Present every line in which the string "パートまたはアルバイト" appears.

Data entries for graphics:
########################################

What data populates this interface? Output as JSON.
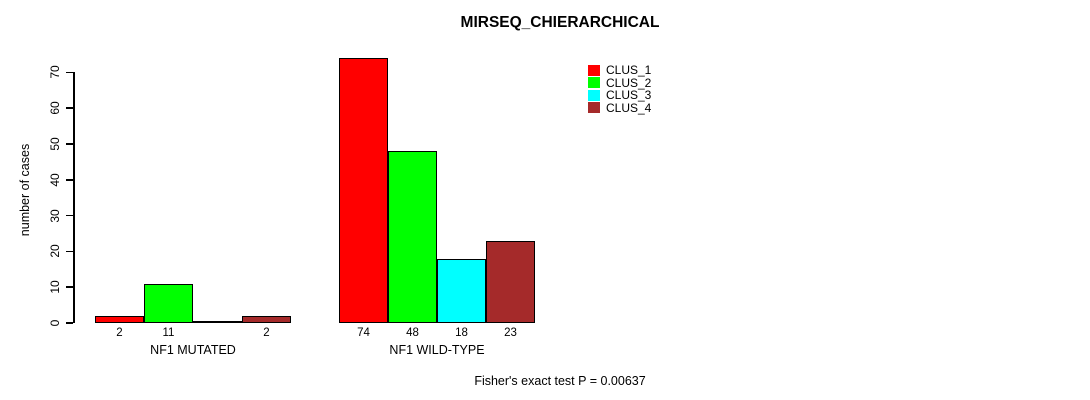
{
  "title": "MIRSEQ_CHIERARCHICAL",
  "chart_data": {
    "type": "bar",
    "title": "MIRSEQ_CHIERARCHICAL",
    "ylabel": "number of cases",
    "xlabel": "",
    "ylim": [
      0,
      70
    ],
    "yticks": [
      0,
      10,
      20,
      30,
      40,
      50,
      60,
      70
    ],
    "categories": [
      "NF1 MUTATED",
      "NF1 WILD-TYPE"
    ],
    "series": [
      {
        "name": "CLUS_1",
        "color": "#FF0000",
        "values": [
          2,
          74
        ]
      },
      {
        "name": "CLUS_2",
        "color": "#00FF00",
        "values": [
          11,
          48
        ]
      },
      {
        "name": "CLUS_3",
        "color": "#00FFFF",
        "values": [
          0,
          18
        ]
      },
      {
        "name": "CLUS_4",
        "color": "#A52A2A",
        "values": [
          2,
          23
        ]
      }
    ],
    "bar_labels": [
      [
        "2",
        "11",
        "",
        "2"
      ],
      [
        "74",
        "48",
        "18",
        "23"
      ]
    ],
    "legend_position": "top-right",
    "grid": false,
    "annotation": "Fisher's exact test P = 0.00637",
    "axis_color": "#000000",
    "bar_border_color": "#000000"
  }
}
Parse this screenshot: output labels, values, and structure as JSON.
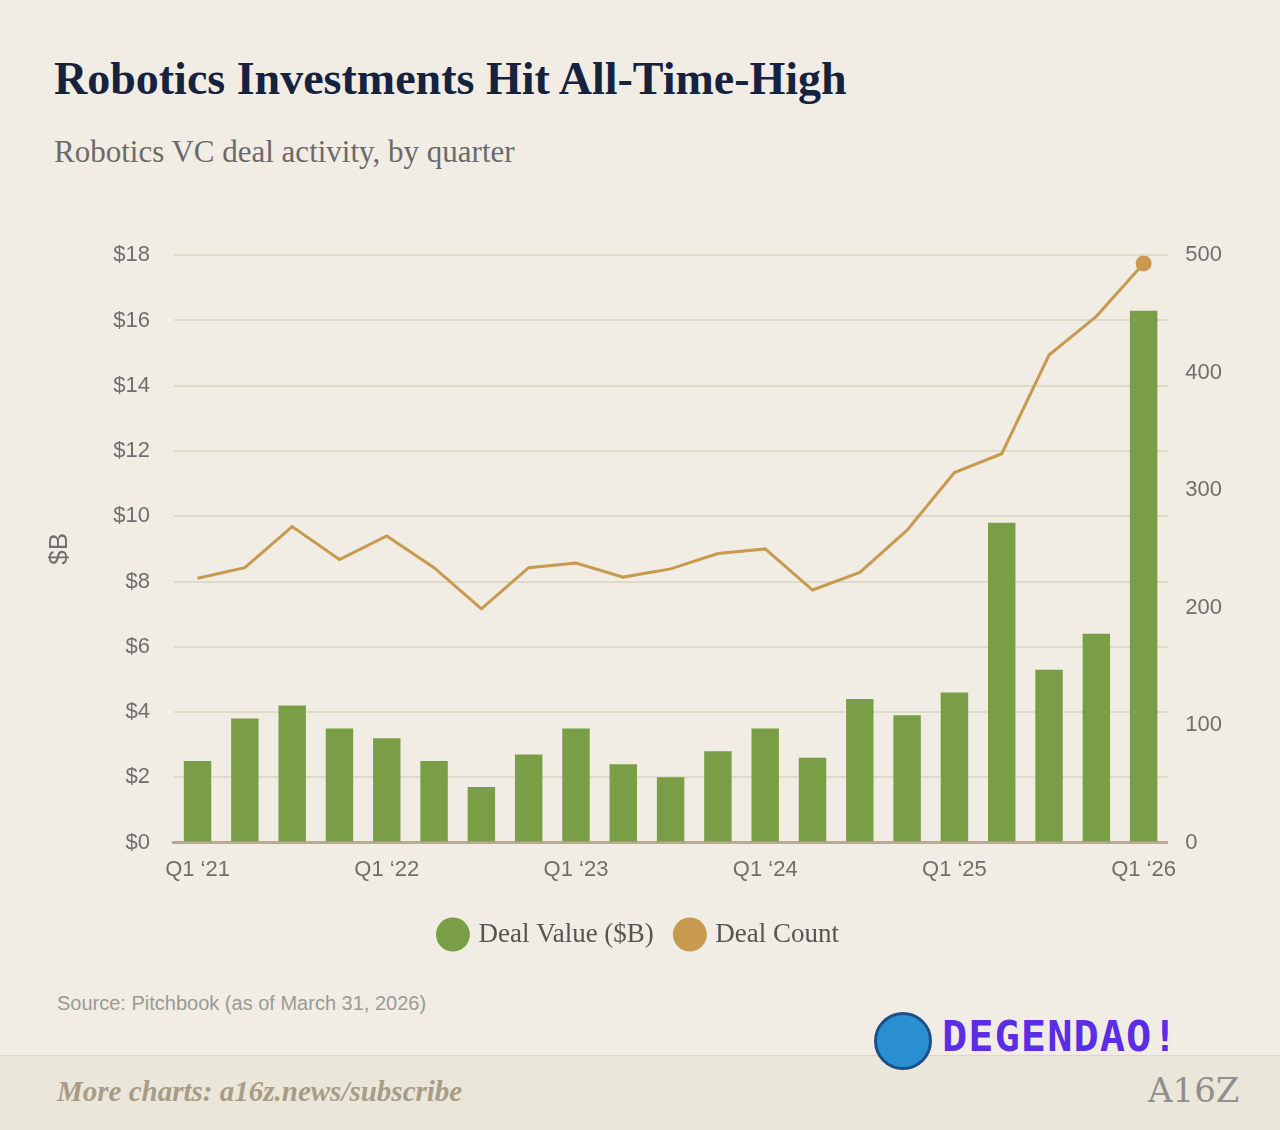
{
  "chart_data": {
    "type": "bar",
    "title": "Robotics Investments Hit All-Time-High",
    "subtitle": "Robotics VC deal activity, by quarter",
    "y_label": "$B",
    "source": "Source: Pitchbook (as of March 31, 2026)",
    "footer": "More charts: a16z.news/subscribe",
    "watermark": "DEGENDAO!",
    "brand": "A16Z",
    "categories": [
      "Q1 ‘21",
      null,
      null,
      null,
      "Q1 ‘22",
      null,
      null,
      null,
      "Q1 ‘23",
      null,
      null,
      null,
      "Q1 ‘24",
      null,
      null,
      null,
      "Q1 ‘25",
      null,
      null,
      null,
      "Q1 ‘26"
    ],
    "series": [
      {
        "name": "Deal Value ($B)",
        "type": "bar",
        "color": "#7a9e45",
        "values": [
          2.5,
          3.8,
          4.2,
          3.5,
          3.2,
          2.5,
          1.7,
          2.7,
          3.5,
          2.4,
          2.0,
          2.8,
          3.5,
          2.6,
          4.4,
          3.9,
          4.6,
          9.8,
          5.3,
          6.4,
          16.3
        ]
      },
      {
        "name": "Deal Count",
        "type": "line",
        "color": "#c79a4f",
        "axis": "y2",
        "values": [
          225,
          234,
          269,
          241,
          261,
          234,
          199,
          234,
          238,
          226,
          233,
          246,
          250,
          215,
          230,
          266,
          315,
          331,
          415,
          448,
          493
        ]
      }
    ],
    "ylim": [
      0,
      18
    ],
    "yticks": [
      {
        "value": 0,
        "label": "$0"
      },
      {
        "value": 2,
        "label": "$2"
      },
      {
        "value": 4,
        "label": "$4"
      },
      {
        "value": 6,
        "label": "$6"
      },
      {
        "value": 8,
        "label": "$8"
      },
      {
        "value": 10,
        "label": "$10"
      },
      {
        "value": 12,
        "label": "$12"
      },
      {
        "value": 14,
        "label": "$14"
      },
      {
        "value": 16,
        "label": "$16"
      },
      {
        "value": 18,
        "label": "$18"
      }
    ],
    "y2lim": [
      0,
      500
    ],
    "y2ticks": [
      0,
      100,
      200,
      300,
      400,
      500
    ],
    "grid": true,
    "legend": "bottom"
  }
}
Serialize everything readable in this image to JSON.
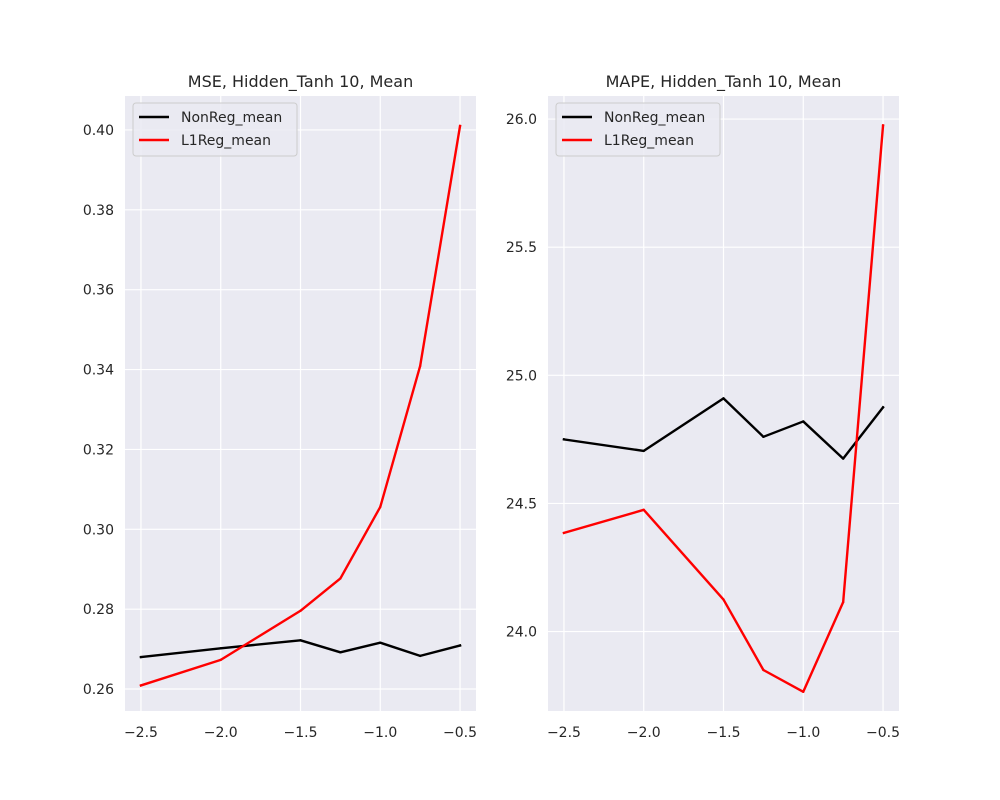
{
  "colors": {
    "figure_bg": "#ffffff",
    "axes_bg": "#eaeaf2",
    "grid": "#ffffff",
    "nonreg": "#000000",
    "l1reg": "#ff0000",
    "legend_bg": "#eaeaf2",
    "legend_border": "#cccccc"
  },
  "chart_data": [
    {
      "type": "line",
      "title": "MSE, Hidden_Tanh 10, Mean",
      "xlabel": "",
      "ylabel": "",
      "xlim": [
        -2.6,
        -0.4
      ],
      "ylim": [
        0.2545,
        0.4085
      ],
      "x_ticks": [
        -2.5,
        -2.0,
        -1.5,
        -1.0,
        -0.5
      ],
      "x_tick_labels": [
        "−2.5",
        "−2.0",
        "−1.5",
        "−1.0",
        "−0.5"
      ],
      "y_ticks": [
        0.26,
        0.28,
        0.3,
        0.32,
        0.34,
        0.36,
        0.38,
        0.4
      ],
      "y_tick_labels": [
        "0.26",
        "0.28",
        "0.30",
        "0.32",
        "0.34",
        "0.36",
        "0.38",
        "0.40"
      ],
      "legend_position": "upper-left",
      "x": [
        -2.5,
        -2.0,
        -1.5,
        -1.25,
        -1.0,
        -0.75,
        -0.5
      ],
      "series": [
        {
          "name": "NonReg_mean",
          "color_key": "nonreg",
          "values": [
            0.268,
            0.2702,
            0.2722,
            0.2692,
            0.2716,
            0.2683,
            0.2709
          ]
        },
        {
          "name": "L1Reg_mean",
          "color_key": "l1reg",
          "values": [
            0.2609,
            0.2673,
            0.2796,
            0.2877,
            0.3056,
            0.3409,
            0.401
          ]
        }
      ]
    },
    {
      "type": "line",
      "title": "MAPE, Hidden_Tanh 10, Mean",
      "xlabel": "",
      "ylabel": "",
      "xlim": [
        -2.6,
        -0.4
      ],
      "ylim": [
        23.69,
        26.09
      ],
      "x_ticks": [
        -2.5,
        -2.0,
        -1.5,
        -1.0,
        -0.5
      ],
      "x_tick_labels": [
        "−2.5",
        "−2.0",
        "−1.5",
        "−1.0",
        "−0.5"
      ],
      "y_ticks": [
        24.0,
        24.5,
        25.0,
        25.5,
        26.0
      ],
      "y_tick_labels": [
        "24.0",
        "24.5",
        "25.0",
        "25.5",
        "26.0"
      ],
      "legend_position": "upper-left",
      "x": [
        -2.5,
        -2.0,
        -1.5,
        -1.25,
        -1.0,
        -0.75,
        -0.5
      ],
      "series": [
        {
          "name": "NonReg_mean",
          "color_key": "nonreg",
          "values": [
            24.75,
            24.705,
            24.91,
            24.76,
            24.82,
            24.675,
            24.875
          ]
        },
        {
          "name": "L1Reg_mean",
          "color_key": "l1reg",
          "values": [
            24.385,
            24.475,
            24.125,
            23.85,
            23.765,
            24.115,
            25.975
          ]
        }
      ]
    }
  ]
}
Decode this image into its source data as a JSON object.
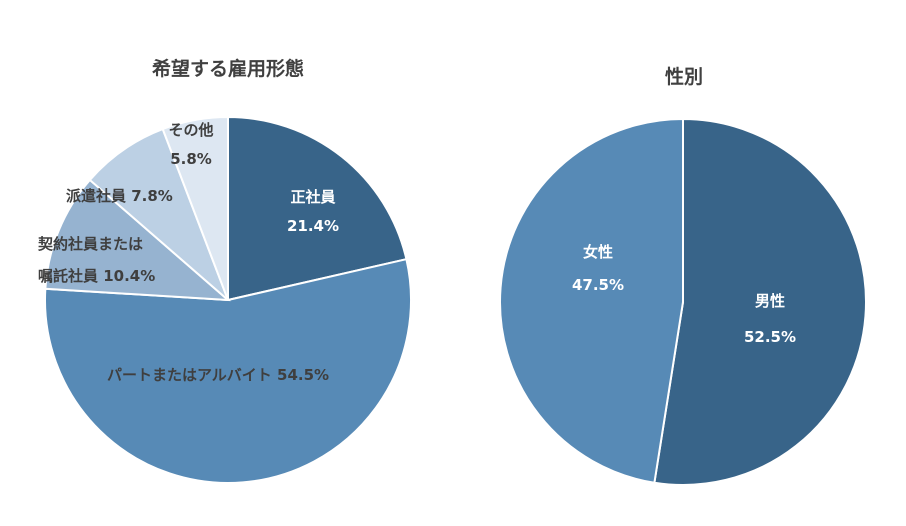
{
  "colors": {
    "dark": "#386489",
    "mid": "#578ab6",
    "light1": "#96b3d0",
    "light2": "#bcd0e4",
    "light3": "#dde7f2",
    "white_text": "#ffffff",
    "dark_text": "#3f3f3f"
  },
  "chart_data": [
    {
      "type": "pie",
      "title": "希望する雇用形態",
      "slices": [
        {
          "name": "正社員",
          "value": 21.4,
          "label_line1": "正社員",
          "label_line2": "21.4%",
          "color": "#386489",
          "text_color": "#ffffff"
        },
        {
          "name": "パートまたはアルバイト",
          "value": 54.5,
          "label_line1": "パートまたはアルバイト 54.5%",
          "label_line2": "",
          "color": "#578ab6",
          "text_color": "#3f3f3f"
        },
        {
          "name": "契約社員または嘱託社員",
          "value": 10.4,
          "label_line1": "契約社員または",
          "label_line2": "嘱託社員 10.4%",
          "color": "#96b3d0",
          "text_color": "#3f3f3f"
        },
        {
          "name": "派遣社員",
          "value": 7.8,
          "label_line1": "派遣社員 7.8%",
          "label_line2": "",
          "color": "#bcd0e4",
          "text_color": "#3f3f3f"
        },
        {
          "name": "その他",
          "value": 5.8,
          "label_line1": "その他",
          "label_line2": "5.8%",
          "color": "#dde7f2",
          "text_color": "#3f3f3f"
        }
      ]
    },
    {
      "type": "pie",
      "title": "性別",
      "slices": [
        {
          "name": "男性",
          "value": 52.5,
          "label_line1": "男性",
          "label_line2": "52.5%",
          "color": "#386489",
          "text_color": "#ffffff"
        },
        {
          "name": "女性",
          "value": 47.5,
          "label_line1": "女性",
          "label_line2": "47.5%",
          "color": "#578ab6",
          "text_color": "#ffffff"
        }
      ]
    }
  ]
}
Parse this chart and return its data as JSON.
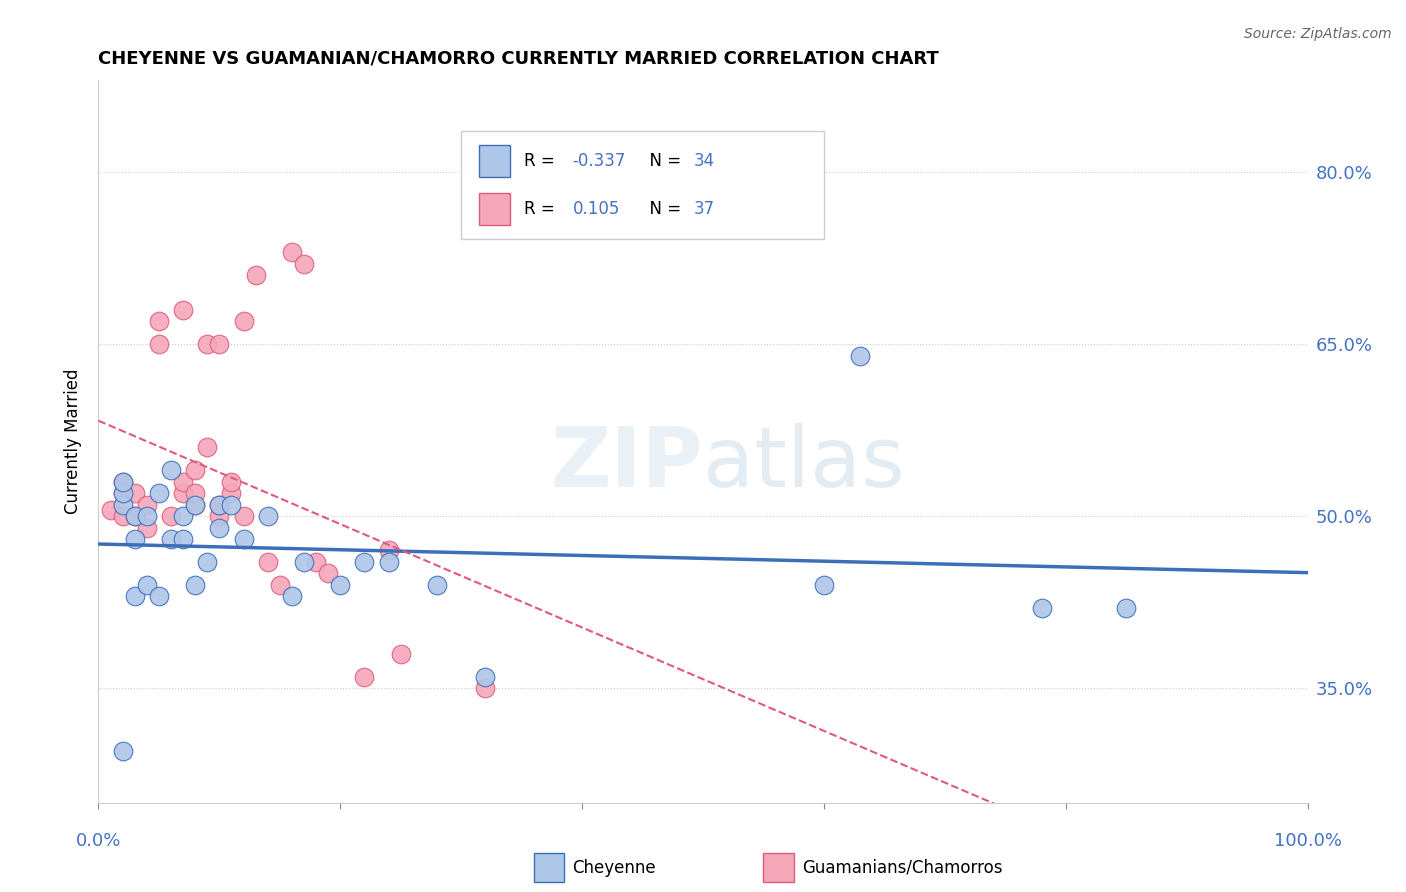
{
  "title": "CHEYENNE VS GUAMANIAN/CHAMORRO CURRENTLY MARRIED CORRELATION CHART",
  "source": "Source: ZipAtlas.com",
  "ylabel": "Currently Married",
  "ytick_labels": [
    "35.0%",
    "50.0%",
    "65.0%",
    "80.0%"
  ],
  "ytick_values": [
    0.35,
    0.5,
    0.65,
    0.8
  ],
  "xlim": [
    0.0,
    1.0
  ],
  "ylim": [
    0.25,
    0.88
  ],
  "legend_label1": "Cheyenne",
  "legend_label2": "Guamanians/Chamorros",
  "R1": -0.337,
  "N1": 34,
  "R2": 0.105,
  "N2": 37,
  "cheyenne_color": "#aec6e8",
  "guamanian_color": "#f4a7b9",
  "line1_color": "#3b6fba",
  "line2_color": "#e05a7a",
  "value_color": "#4472c4",
  "cheyenne_x": [
    0.02,
    0.02,
    0.02,
    0.02,
    0.03,
    0.03,
    0.03,
    0.04,
    0.04,
    0.05,
    0.05,
    0.06,
    0.06,
    0.07,
    0.07,
    0.08,
    0.08,
    0.09,
    0.1,
    0.1,
    0.11,
    0.12,
    0.14,
    0.16,
    0.17,
    0.2,
    0.22,
    0.24,
    0.28,
    0.32,
    0.6,
    0.63,
    0.78,
    0.85
  ],
  "cheyenne_y": [
    0.295,
    0.51,
    0.52,
    0.53,
    0.43,
    0.48,
    0.5,
    0.44,
    0.5,
    0.43,
    0.52,
    0.48,
    0.54,
    0.48,
    0.5,
    0.44,
    0.51,
    0.46,
    0.49,
    0.51,
    0.51,
    0.48,
    0.5,
    0.43,
    0.46,
    0.44,
    0.46,
    0.46,
    0.44,
    0.36,
    0.44,
    0.64,
    0.42,
    0.42
  ],
  "guamanian_x": [
    0.01,
    0.02,
    0.02,
    0.02,
    0.03,
    0.03,
    0.04,
    0.04,
    0.05,
    0.05,
    0.06,
    0.07,
    0.07,
    0.07,
    0.08,
    0.08,
    0.08,
    0.09,
    0.09,
    0.1,
    0.1,
    0.1,
    0.11,
    0.11,
    0.12,
    0.12,
    0.13,
    0.14,
    0.15,
    0.16,
    0.17,
    0.18,
    0.19,
    0.22,
    0.24,
    0.25,
    0.32
  ],
  "guamanian_y": [
    0.505,
    0.5,
    0.52,
    0.53,
    0.5,
    0.52,
    0.49,
    0.51,
    0.65,
    0.67,
    0.5,
    0.52,
    0.53,
    0.68,
    0.51,
    0.52,
    0.54,
    0.56,
    0.65,
    0.5,
    0.51,
    0.65,
    0.52,
    0.53,
    0.5,
    0.67,
    0.71,
    0.46,
    0.44,
    0.73,
    0.72,
    0.46,
    0.45,
    0.36,
    0.47,
    0.38,
    0.35
  ]
}
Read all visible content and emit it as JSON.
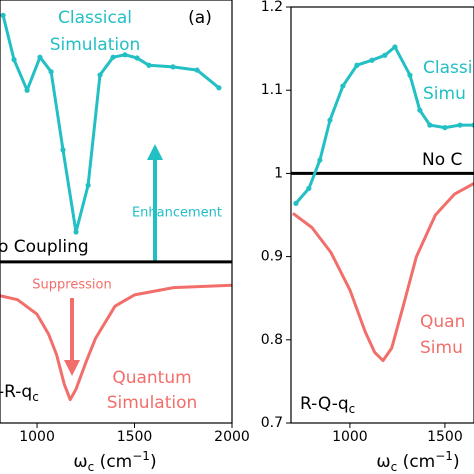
{
  "chart_data": [
    {
      "type": "line",
      "xlim": [
        810,
        2000
      ],
      "ylim": [
        0.8,
        1.325
      ],
      "xticks": [
        1000,
        1500,
        2000
      ],
      "xlabel": [
        "ω",
        "c",
        " (cm",
        "−1",
        ")"
      ],
      "panel_label": [
        "-R-q",
        "c"
      ],
      "hline": 1.0,
      "annotations": [
        "Classical",
        "Simulation",
        "(a)",
        "o Coupling",
        "Enhancement",
        "Suppression",
        "Quantum",
        "Simulation"
      ],
      "series": [
        {
          "color": "#22bfc4",
          "markers": true,
          "x": [
            826,
            882,
            949,
            1015,
            1072,
            1133,
            1200,
            1262,
            1323,
            1390,
            1451,
            1513,
            1574,
            1697,
            1821,
            1933
          ],
          "values": [
            1.306,
            1.251,
            1.213,
            1.254,
            1.236,
            1.139,
            1.037,
            1.095,
            1.232,
            1.254,
            1.257,
            1.253,
            1.244,
            1.242,
            1.238,
            1.216
          ]
        },
        {
          "color": "#f26e6a",
          "markers": false,
          "x": [
            810,
            900,
            1000,
            1060,
            1100,
            1140,
            1170,
            1200,
            1250,
            1300,
            1400,
            1500,
            1700,
            2000
          ],
          "values": [
            0.958,
            0.953,
            0.935,
            0.91,
            0.885,
            0.848,
            0.829,
            0.842,
            0.875,
            0.905,
            0.945,
            0.959,
            0.968,
            0.971
          ]
        }
      ]
    },
    {
      "type": "line",
      "xlim": [
        690,
        1653
      ],
      "ylim": [
        0.7,
        1.2
      ],
      "xticks": [
        1000,
        1500
      ],
      "yticks": [
        0.7,
        0.8,
        0.9,
        1.0,
        1.1,
        1.2
      ],
      "xlabel": [
        "ω",
        "c",
        " (cm",
        "−1",
        ")"
      ],
      "panel_label": [
        "R-Q-q",
        "c"
      ],
      "hline": 1.0,
      "annotations": [
        "Classi",
        "Simu",
        "No C",
        "Quan",
        "Simu"
      ],
      "series": [
        {
          "color": "#22bfc4",
          "markers": true,
          "x": [
            716,
            784,
            842,
            895,
            963,
            1037,
            1116,
            1184,
            1237,
            1316,
            1368,
            1421,
            1500,
            1579,
            1653
          ],
          "values": [
            0.964,
            0.982,
            1.016,
            1.064,
            1.105,
            1.13,
            1.136,
            1.142,
            1.152,
            1.118,
            1.076,
            1.058,
            1.055,
            1.058,
            1.058
          ]
        },
        {
          "color": "#f26e6a",
          "markers": false,
          "x": [
            700,
            800,
            900,
            1000,
            1080,
            1130,
            1174,
            1220,
            1280,
            1350,
            1450,
            1550,
            1653
          ],
          "values": [
            0.952,
            0.935,
            0.905,
            0.86,
            0.81,
            0.785,
            0.775,
            0.79,
            0.84,
            0.9,
            0.95,
            0.975,
            0.988
          ]
        }
      ]
    }
  ]
}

########################################

- Task solution
          "name": "パートまたはアルバイト",
          "label_line1": "パートまたはアルバイト 54.5%",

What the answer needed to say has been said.